-- begin Data provided --

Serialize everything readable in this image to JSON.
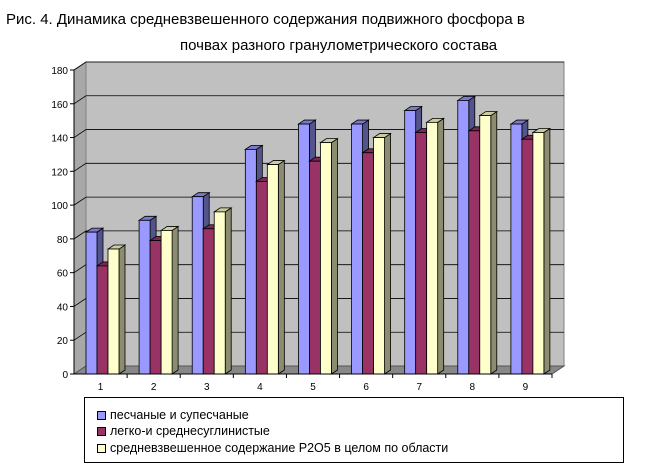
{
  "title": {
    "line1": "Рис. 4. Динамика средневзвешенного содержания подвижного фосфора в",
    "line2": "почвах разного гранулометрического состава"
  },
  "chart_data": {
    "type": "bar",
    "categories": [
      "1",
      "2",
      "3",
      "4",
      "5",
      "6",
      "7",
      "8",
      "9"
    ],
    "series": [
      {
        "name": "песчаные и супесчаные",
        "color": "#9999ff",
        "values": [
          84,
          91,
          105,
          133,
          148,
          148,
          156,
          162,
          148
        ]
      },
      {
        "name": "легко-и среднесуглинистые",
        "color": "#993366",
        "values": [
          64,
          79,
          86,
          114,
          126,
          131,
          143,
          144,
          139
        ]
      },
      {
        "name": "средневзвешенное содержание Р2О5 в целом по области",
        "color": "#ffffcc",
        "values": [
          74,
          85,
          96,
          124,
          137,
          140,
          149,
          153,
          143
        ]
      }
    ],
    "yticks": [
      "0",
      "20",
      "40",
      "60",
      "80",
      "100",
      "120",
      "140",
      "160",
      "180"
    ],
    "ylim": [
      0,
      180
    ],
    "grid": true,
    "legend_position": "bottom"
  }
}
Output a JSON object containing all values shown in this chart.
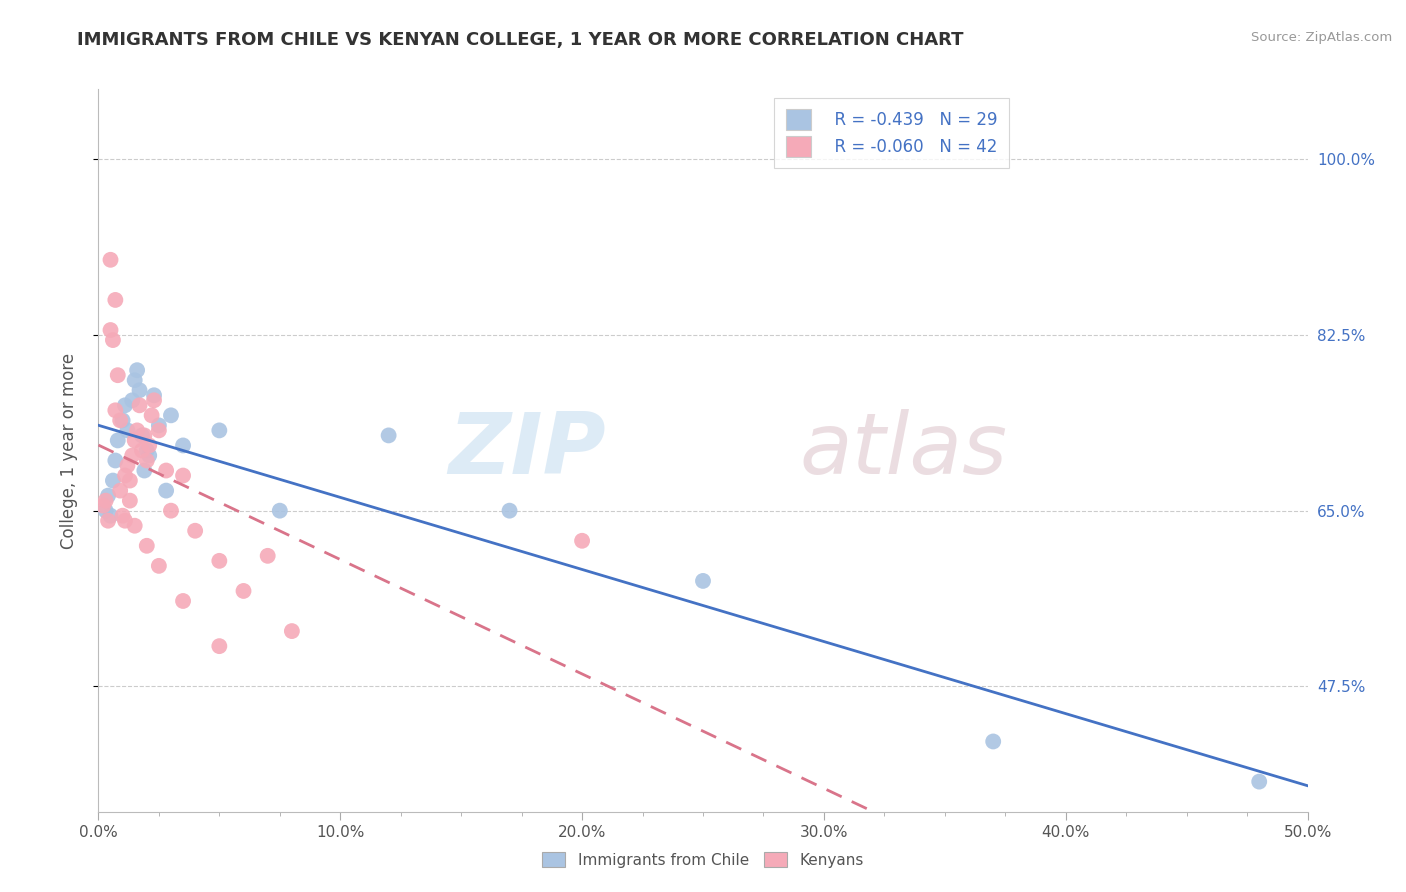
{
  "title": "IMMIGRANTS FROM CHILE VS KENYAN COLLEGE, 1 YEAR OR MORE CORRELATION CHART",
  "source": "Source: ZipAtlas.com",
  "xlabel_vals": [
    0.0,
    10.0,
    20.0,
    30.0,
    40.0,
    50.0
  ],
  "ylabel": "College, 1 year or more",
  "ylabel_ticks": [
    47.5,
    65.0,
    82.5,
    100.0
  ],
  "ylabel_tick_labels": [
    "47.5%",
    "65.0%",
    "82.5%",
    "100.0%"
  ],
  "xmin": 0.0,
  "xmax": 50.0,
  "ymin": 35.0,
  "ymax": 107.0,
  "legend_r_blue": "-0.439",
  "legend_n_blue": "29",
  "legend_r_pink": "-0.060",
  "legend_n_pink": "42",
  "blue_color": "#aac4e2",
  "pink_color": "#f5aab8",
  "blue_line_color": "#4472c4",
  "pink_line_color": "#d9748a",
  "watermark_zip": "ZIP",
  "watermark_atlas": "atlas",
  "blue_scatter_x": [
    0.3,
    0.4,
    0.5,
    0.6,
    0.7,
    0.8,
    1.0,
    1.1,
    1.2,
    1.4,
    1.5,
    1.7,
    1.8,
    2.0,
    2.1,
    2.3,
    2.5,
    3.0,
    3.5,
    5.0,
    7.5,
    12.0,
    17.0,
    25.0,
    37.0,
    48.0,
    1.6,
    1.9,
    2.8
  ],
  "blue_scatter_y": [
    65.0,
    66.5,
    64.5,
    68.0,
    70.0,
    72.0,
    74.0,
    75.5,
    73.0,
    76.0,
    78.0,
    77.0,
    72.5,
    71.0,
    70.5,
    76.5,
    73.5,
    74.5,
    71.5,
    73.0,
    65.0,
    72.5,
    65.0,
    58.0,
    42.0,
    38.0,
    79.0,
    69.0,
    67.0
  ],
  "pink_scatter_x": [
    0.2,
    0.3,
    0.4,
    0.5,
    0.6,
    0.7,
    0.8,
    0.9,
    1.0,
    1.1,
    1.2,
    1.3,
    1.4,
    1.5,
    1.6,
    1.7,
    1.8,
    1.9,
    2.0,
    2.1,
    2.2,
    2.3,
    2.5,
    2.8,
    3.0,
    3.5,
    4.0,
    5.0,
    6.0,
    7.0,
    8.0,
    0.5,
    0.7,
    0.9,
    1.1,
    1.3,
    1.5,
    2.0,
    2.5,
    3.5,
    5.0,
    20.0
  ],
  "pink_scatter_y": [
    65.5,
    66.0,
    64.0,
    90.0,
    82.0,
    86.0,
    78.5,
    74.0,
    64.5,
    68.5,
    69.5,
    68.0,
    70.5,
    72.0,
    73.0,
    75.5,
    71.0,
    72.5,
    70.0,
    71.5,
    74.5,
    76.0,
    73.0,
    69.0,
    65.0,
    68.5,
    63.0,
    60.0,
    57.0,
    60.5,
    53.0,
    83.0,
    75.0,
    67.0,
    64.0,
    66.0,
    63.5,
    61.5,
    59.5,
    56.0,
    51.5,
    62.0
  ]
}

-- end Data provided --

Restate each line of the records exactly; pictures do not belong in the copy.

Serialize everything readable in this image to JSON.
{
  "title": {
    "line1": "Рис. 4. Динамика средневзвешенного содержания подвижного фосфора в",
    "line2": "почвах разного гранулометрического состава"
  },
  "chart_data": {
    "type": "bar",
    "categories": [
      "1",
      "2",
      "3",
      "4",
      "5",
      "6",
      "7",
      "8",
      "9"
    ],
    "series": [
      {
        "name": "песчаные и супесчаные",
        "color": "#9999ff",
        "values": [
          84,
          91,
          105,
          133,
          148,
          148,
          156,
          162,
          148
        ]
      },
      {
        "name": "легко-и среднесуглинистые",
        "color": "#993366",
        "values": [
          64,
          79,
          86,
          114,
          126,
          131,
          143,
          144,
          139
        ]
      },
      {
        "name": "средневзвешенное содержание Р2О5 в целом по области",
        "color": "#ffffcc",
        "values": [
          74,
          85,
          96,
          124,
          137,
          140,
          149,
          153,
          143
        ]
      }
    ],
    "yticks": [
      "0",
      "20",
      "40",
      "60",
      "80",
      "100",
      "120",
      "140",
      "160",
      "180"
    ],
    "ylim": [
      0,
      180
    ],
    "grid": true,
    "legend_position": "bottom"
  }
}
Output a JSON object containing all values shown in this chart.
{
  "title": "IMMIGRANTS FROM CHILE VS KENYAN COLLEGE, 1 YEAR OR MORE CORRELATION CHART",
  "source": "Source: ZipAtlas.com",
  "xlabel_vals": [
    0.0,
    10.0,
    20.0,
    30.0,
    40.0,
    50.0
  ],
  "ylabel": "College, 1 year or more",
  "ylabel_ticks": [
    47.5,
    65.0,
    82.5,
    100.0
  ],
  "ylabel_tick_labels": [
    "47.5%",
    "65.0%",
    "82.5%",
    "100.0%"
  ],
  "xmin": 0.0,
  "xmax": 50.0,
  "ymin": 35.0,
  "ymax": 107.0,
  "legend_r_blue": "-0.439",
  "legend_n_blue": "29",
  "legend_r_pink": "-0.060",
  "legend_n_pink": "42",
  "blue_color": "#aac4e2",
  "pink_color": "#f5aab8",
  "blue_line_color": "#4472c4",
  "pink_line_color": "#d9748a",
  "watermark_zip": "ZIP",
  "watermark_atlas": "atlas",
  "blue_scatter_x": [
    0.3,
    0.4,
    0.5,
    0.6,
    0.7,
    0.8,
    1.0,
    1.1,
    1.2,
    1.4,
    1.5,
    1.7,
    1.8,
    2.0,
    2.1,
    2.3,
    2.5,
    3.0,
    3.5,
    5.0,
    7.5,
    12.0,
    17.0,
    25.0,
    37.0,
    48.0,
    1.6,
    1.9,
    2.8
  ],
  "blue_scatter_y": [
    65.0,
    66.5,
    64.5,
    68.0,
    70.0,
    72.0,
    74.0,
    75.5,
    73.0,
    76.0,
    78.0,
    77.0,
    72.5,
    71.0,
    70.5,
    76.5,
    73.5,
    74.5,
    71.5,
    73.0,
    65.0,
    72.5,
    65.0,
    58.0,
    42.0,
    38.0,
    79.0,
    69.0,
    67.0
  ],
  "pink_scatter_x": [
    0.2,
    0.3,
    0.4,
    0.5,
    0.6,
    0.7,
    0.8,
    0.9,
    1.0,
    1.1,
    1.2,
    1.3,
    1.4,
    1.5,
    1.6,
    1.7,
    1.8,
    1.9,
    2.0,
    2.1,
    2.2,
    2.3,
    2.5,
    2.8,
    3.0,
    3.5,
    4.0,
    5.0,
    6.0,
    7.0,
    8.0,
    0.5,
    0.7,
    0.9,
    1.1,
    1.3,
    1.5,
    2.0,
    2.5,
    3.5,
    5.0,
    20.0
  ],
  "pink_scatter_y": [
    65.5,
    66.0,
    64.0,
    90.0,
    82.0,
    86.0,
    78.5,
    74.0,
    64.5,
    68.5,
    69.5,
    68.0,
    70.5,
    72.0,
    73.0,
    75.5,
    71.0,
    72.5,
    70.0,
    71.5,
    74.5,
    76.0,
    73.0,
    69.0,
    65.0,
    68.5,
    63.0,
    60.0,
    57.0,
    60.5,
    53.0,
    83.0,
    75.0,
    67.0,
    64.0,
    66.0,
    63.5,
    61.5,
    59.5,
    56.0,
    51.5,
    62.0
  ]
}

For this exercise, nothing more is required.